* **Required work**: From the entries below, pull out each line where "position" appears.

* **Provided entries**:

◇ ◇ ◇ ◇

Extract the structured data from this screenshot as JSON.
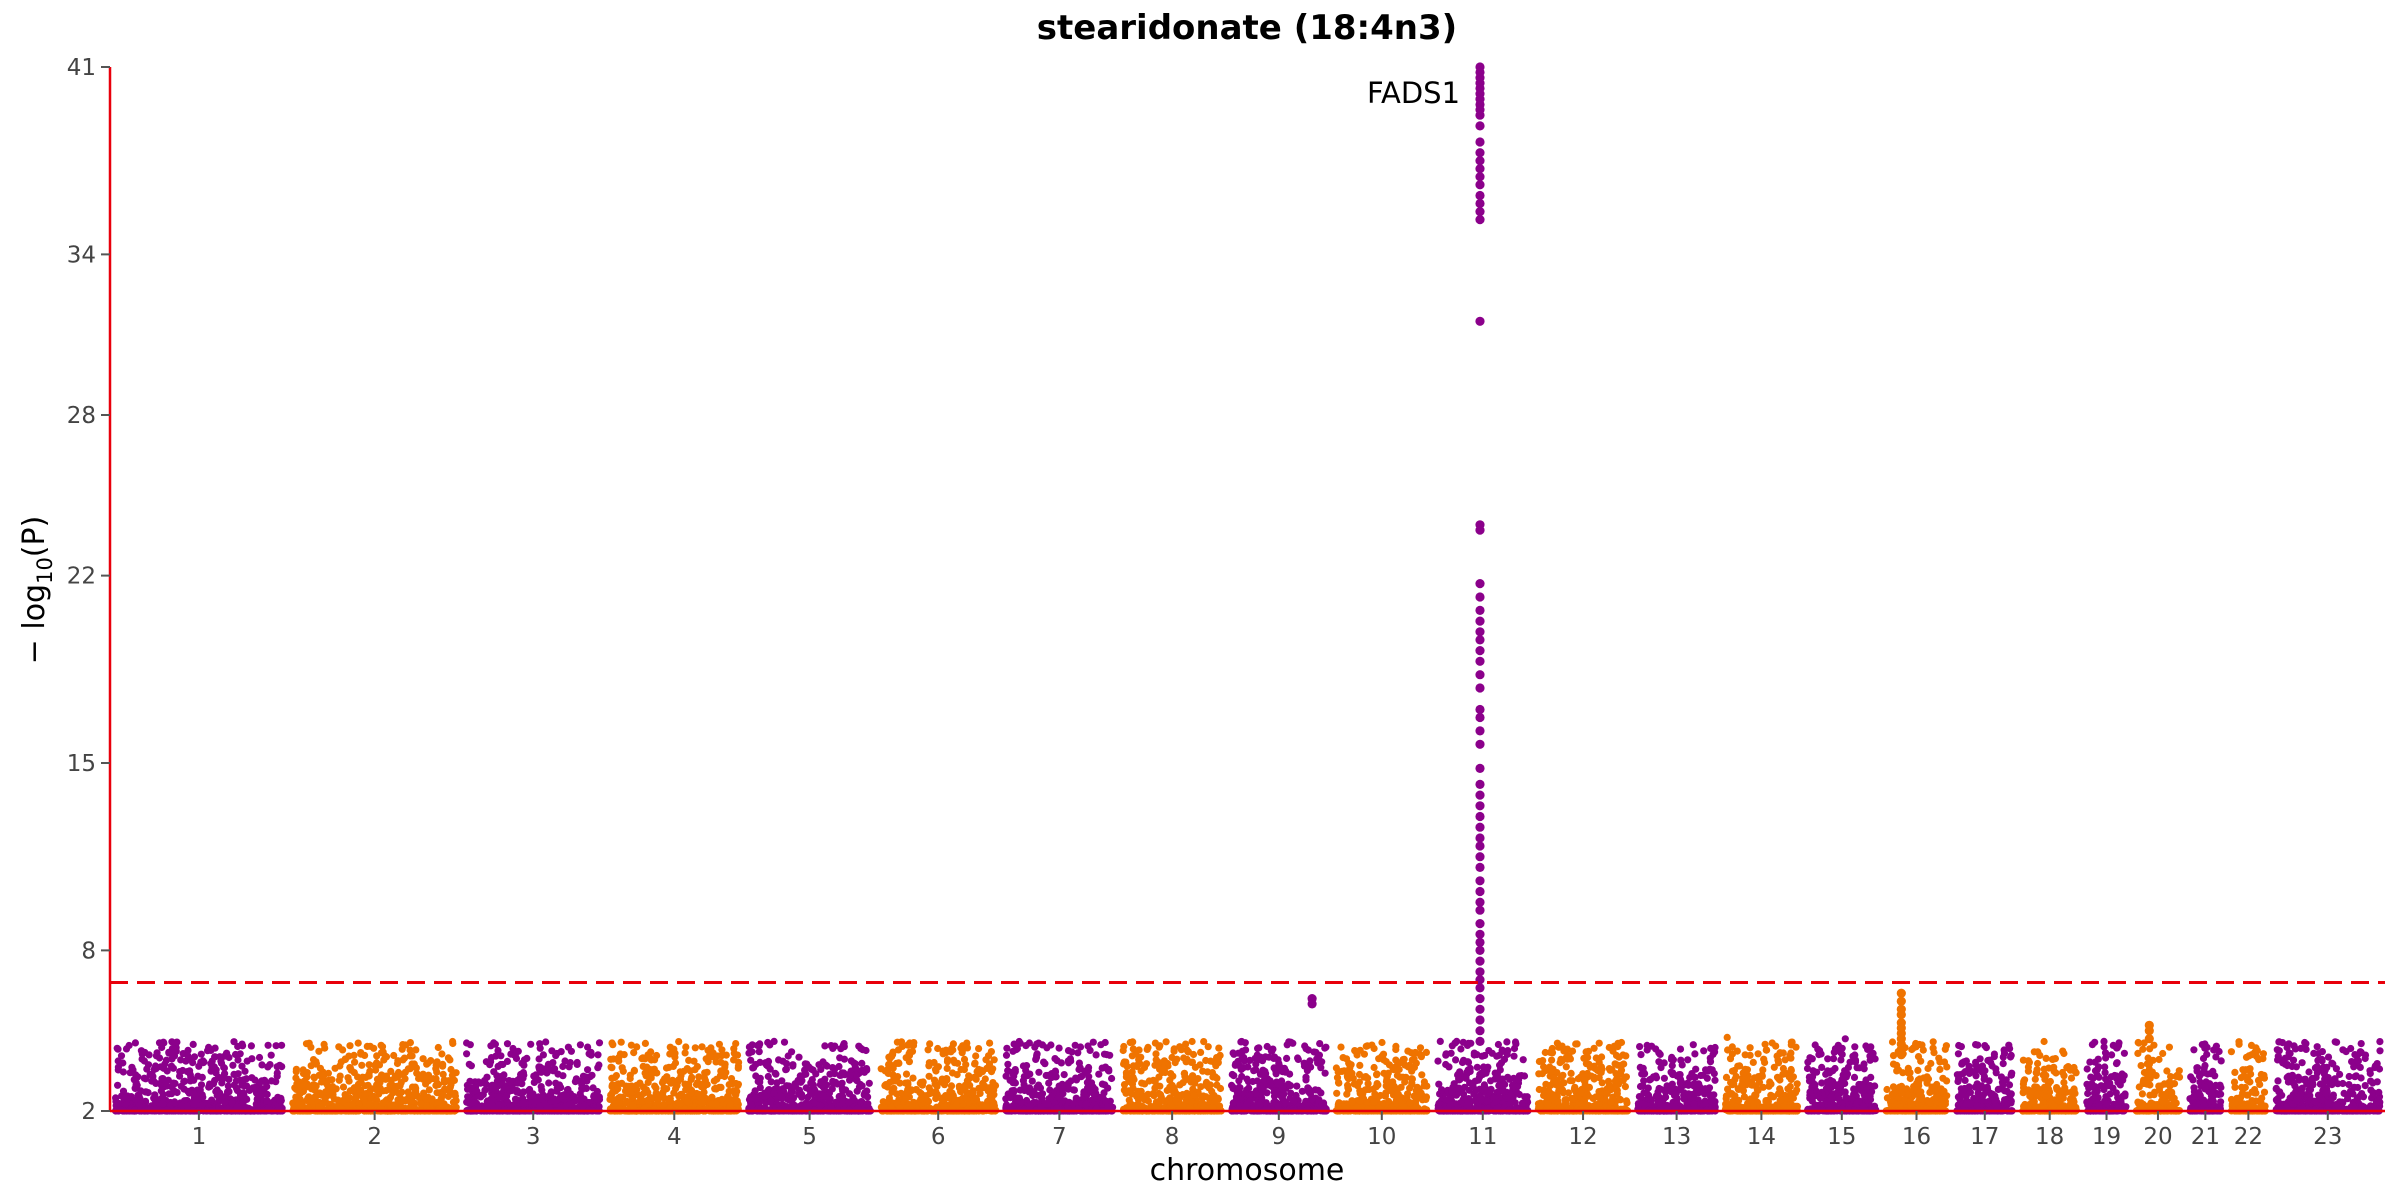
{
  "chart_data": {
    "type": "scatter",
    "subtype": "manhattan",
    "title": "stearidonate (18:4n3)",
    "xlabel": "chromosome",
    "ylabel": "− log10(P)",
    "ylim": [
      2,
      41
    ],
    "yticks": [
      2,
      8,
      15,
      22,
      28,
      34,
      41
    ],
    "significance_threshold": 6.8,
    "grid": false,
    "colors": {
      "odd": "#8b008b",
      "even": "#ef7300",
      "threshold": "#e8000b",
      "axis": "#e8000b"
    },
    "annotations": [
      {
        "text": "FADS1",
        "chromosome": "11",
        "y": 40
      }
    ],
    "chromosomes": [
      {
        "label": "1",
        "size": 249
      },
      {
        "label": "2",
        "size": 243
      },
      {
        "label": "3",
        "size": 198
      },
      {
        "label": "4",
        "size": 191
      },
      {
        "label": "5",
        "size": 181
      },
      {
        "label": "6",
        "size": 171
      },
      {
        "label": "7",
        "size": 159
      },
      {
        "label": "8",
        "size": 146
      },
      {
        "label": "9",
        "size": 141
      },
      {
        "label": "10",
        "size": 135
      },
      {
        "label": "11",
        "size": 135
      },
      {
        "label": "12",
        "size": 133
      },
      {
        "label": "13",
        "size": 115
      },
      {
        "label": "14",
        "size": 107
      },
      {
        "label": "15",
        "size": 102
      },
      {
        "label": "16",
        "size": 90
      },
      {
        "label": "17",
        "size": 83
      },
      {
        "label": "18",
        "size": 80
      },
      {
        "label": "19",
        "size": 59
      },
      {
        "label": "20",
        "size": 64
      },
      {
        "label": "21",
        "size": 47
      },
      {
        "label": "22",
        "size": 51
      },
      {
        "label": "23",
        "size": 155
      }
    ],
    "peaks": [
      {
        "chromosome": "11",
        "position": 0.47,
        "y": [
          41.0,
          40.8,
          40.6,
          40.4,
          40.2,
          40.0,
          39.8,
          39.6,
          39.4,
          39.2,
          38.8,
          38.2,
          37.8,
          37.5,
          37.2,
          36.9,
          36.6,
          36.2,
          35.9,
          35.6,
          35.3,
          31.5,
          23.9,
          23.7,
          21.7,
          21.2,
          20.7,
          20.3,
          19.9,
          19.6,
          19.2,
          18.8,
          18.3,
          17.8,
          17.0,
          16.7,
          16.2,
          15.7,
          14.8,
          14.2,
          13.8,
          13.4,
          13.0,
          12.6,
          12.2,
          11.9,
          11.5,
          11.1,
          10.6,
          10.2,
          9.8,
          9.5,
          9.0,
          8.6,
          8.3,
          8.0,
          7.6,
          7.2,
          6.9,
          6.6,
          6.2,
          5.8,
          5.4,
          5.0,
          4.6
        ]
      },
      {
        "chromosome": "16",
        "position": 0.25,
        "y": [
          6.4,
          6.1,
          5.8,
          5.6,
          5.3,
          5.1,
          4.9,
          4.7,
          4.5,
          4.3,
          4.1
        ]
      },
      {
        "chromosome": "9",
        "position": 0.85,
        "y": [
          6.2,
          6.0
        ]
      },
      {
        "chromosome": "20",
        "position": 0.3,
        "y": [
          5.2,
          5.0,
          4.7
        ]
      }
    ]
  }
}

◇ ◇ ◇ ◇

* **Solution to the problem**:
        "position": 0.47,
        "position": 0.25,
        "position": 0.85,
        "position": 0.3,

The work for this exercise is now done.